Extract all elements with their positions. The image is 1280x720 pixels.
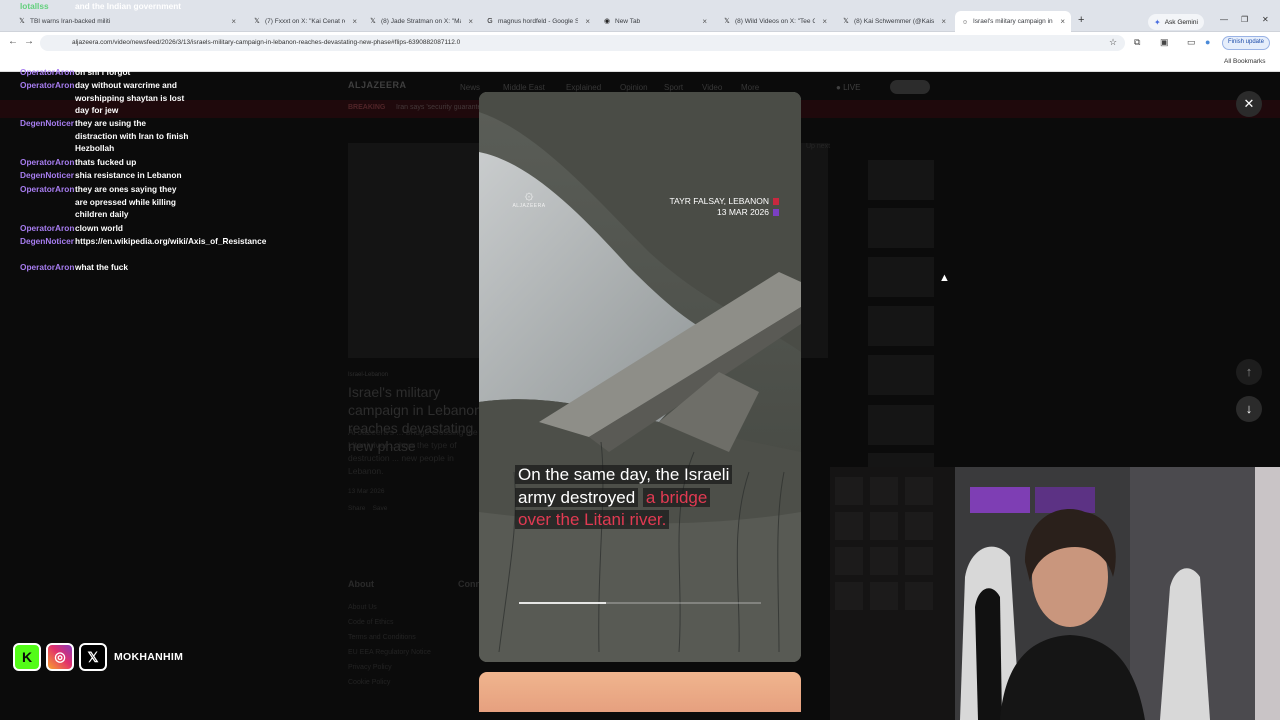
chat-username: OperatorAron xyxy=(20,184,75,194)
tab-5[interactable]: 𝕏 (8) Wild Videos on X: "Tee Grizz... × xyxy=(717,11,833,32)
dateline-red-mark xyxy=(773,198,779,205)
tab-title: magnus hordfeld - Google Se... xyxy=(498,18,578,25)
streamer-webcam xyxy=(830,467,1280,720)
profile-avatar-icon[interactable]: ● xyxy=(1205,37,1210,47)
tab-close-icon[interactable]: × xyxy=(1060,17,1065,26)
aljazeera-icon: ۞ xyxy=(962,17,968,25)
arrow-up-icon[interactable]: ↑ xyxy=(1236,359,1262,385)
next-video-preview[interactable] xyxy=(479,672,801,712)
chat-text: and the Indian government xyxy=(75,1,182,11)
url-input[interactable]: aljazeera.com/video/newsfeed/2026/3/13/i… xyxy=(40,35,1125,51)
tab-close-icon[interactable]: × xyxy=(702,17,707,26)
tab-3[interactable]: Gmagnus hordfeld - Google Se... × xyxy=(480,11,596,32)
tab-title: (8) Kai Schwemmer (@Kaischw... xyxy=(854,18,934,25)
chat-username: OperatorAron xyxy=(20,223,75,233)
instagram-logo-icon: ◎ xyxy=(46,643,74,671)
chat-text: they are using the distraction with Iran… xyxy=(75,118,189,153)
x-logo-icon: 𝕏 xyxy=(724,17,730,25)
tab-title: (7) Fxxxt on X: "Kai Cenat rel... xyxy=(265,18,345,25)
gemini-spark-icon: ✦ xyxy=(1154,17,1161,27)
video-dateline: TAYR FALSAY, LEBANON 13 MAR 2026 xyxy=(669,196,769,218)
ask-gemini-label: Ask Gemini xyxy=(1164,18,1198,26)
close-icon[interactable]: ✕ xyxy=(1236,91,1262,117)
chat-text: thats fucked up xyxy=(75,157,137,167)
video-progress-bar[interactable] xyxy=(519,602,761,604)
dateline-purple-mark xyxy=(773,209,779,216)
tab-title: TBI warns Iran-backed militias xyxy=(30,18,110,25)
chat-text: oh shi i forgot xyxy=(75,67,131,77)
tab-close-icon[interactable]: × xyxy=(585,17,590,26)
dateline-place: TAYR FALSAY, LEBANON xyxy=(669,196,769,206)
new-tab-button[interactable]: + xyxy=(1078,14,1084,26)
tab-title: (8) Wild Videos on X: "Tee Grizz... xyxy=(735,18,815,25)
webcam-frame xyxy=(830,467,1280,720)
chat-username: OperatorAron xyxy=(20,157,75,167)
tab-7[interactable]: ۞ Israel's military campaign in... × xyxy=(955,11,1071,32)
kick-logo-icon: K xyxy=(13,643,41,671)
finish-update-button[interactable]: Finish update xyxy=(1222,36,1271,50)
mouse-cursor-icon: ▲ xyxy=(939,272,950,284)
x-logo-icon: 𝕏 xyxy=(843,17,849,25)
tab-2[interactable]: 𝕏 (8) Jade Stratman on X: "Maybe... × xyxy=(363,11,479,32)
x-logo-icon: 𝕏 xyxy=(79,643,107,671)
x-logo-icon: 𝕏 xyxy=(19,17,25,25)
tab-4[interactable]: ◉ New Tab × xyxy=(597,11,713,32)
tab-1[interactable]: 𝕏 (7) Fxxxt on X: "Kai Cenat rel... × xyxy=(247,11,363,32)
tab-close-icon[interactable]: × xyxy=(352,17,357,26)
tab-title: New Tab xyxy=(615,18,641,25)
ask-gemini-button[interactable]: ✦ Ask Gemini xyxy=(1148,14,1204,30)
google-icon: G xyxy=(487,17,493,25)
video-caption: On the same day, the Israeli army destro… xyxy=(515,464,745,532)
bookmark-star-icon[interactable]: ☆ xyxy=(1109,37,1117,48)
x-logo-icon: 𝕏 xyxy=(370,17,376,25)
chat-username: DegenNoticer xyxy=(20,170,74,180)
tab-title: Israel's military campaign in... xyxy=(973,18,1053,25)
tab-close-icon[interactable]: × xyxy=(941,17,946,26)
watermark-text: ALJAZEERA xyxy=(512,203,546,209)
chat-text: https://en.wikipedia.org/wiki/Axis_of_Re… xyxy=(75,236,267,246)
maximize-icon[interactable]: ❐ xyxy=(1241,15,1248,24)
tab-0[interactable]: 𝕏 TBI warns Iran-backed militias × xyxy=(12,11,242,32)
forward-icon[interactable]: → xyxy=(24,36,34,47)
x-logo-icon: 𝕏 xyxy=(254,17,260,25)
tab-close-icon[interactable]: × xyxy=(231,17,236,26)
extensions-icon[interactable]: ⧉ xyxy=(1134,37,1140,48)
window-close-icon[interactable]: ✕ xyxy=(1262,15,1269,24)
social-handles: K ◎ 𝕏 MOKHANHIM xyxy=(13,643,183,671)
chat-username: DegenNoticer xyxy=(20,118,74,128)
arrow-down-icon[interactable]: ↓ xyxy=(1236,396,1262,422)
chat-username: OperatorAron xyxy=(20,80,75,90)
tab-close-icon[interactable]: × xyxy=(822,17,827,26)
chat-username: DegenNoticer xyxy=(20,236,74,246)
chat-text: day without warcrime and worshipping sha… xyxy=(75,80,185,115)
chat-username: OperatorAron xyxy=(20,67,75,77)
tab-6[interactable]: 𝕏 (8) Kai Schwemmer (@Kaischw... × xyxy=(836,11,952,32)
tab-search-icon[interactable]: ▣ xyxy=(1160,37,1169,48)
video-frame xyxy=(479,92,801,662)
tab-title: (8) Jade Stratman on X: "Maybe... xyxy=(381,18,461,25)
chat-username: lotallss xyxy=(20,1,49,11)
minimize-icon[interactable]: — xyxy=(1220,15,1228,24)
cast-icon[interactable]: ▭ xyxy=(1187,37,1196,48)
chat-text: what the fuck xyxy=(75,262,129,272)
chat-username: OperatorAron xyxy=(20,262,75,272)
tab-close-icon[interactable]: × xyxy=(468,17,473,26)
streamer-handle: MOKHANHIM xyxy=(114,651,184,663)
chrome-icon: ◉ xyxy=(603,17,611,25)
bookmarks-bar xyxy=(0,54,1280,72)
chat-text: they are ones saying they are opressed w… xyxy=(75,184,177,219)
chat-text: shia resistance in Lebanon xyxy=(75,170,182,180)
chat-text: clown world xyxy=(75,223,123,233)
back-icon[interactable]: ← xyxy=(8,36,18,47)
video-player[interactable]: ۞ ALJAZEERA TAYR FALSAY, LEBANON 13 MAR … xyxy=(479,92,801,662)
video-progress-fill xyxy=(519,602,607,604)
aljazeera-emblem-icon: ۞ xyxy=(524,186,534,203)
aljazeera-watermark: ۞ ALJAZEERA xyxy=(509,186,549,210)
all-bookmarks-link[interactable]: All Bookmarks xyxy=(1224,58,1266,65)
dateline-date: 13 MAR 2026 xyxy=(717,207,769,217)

# # # # # # #

§ **What you are asked to do**: Count the lines in the listing that contain the string "Stratman", treating uppercase and lowercase letters as different. Reply with the number alone.

§ **Solution**: 2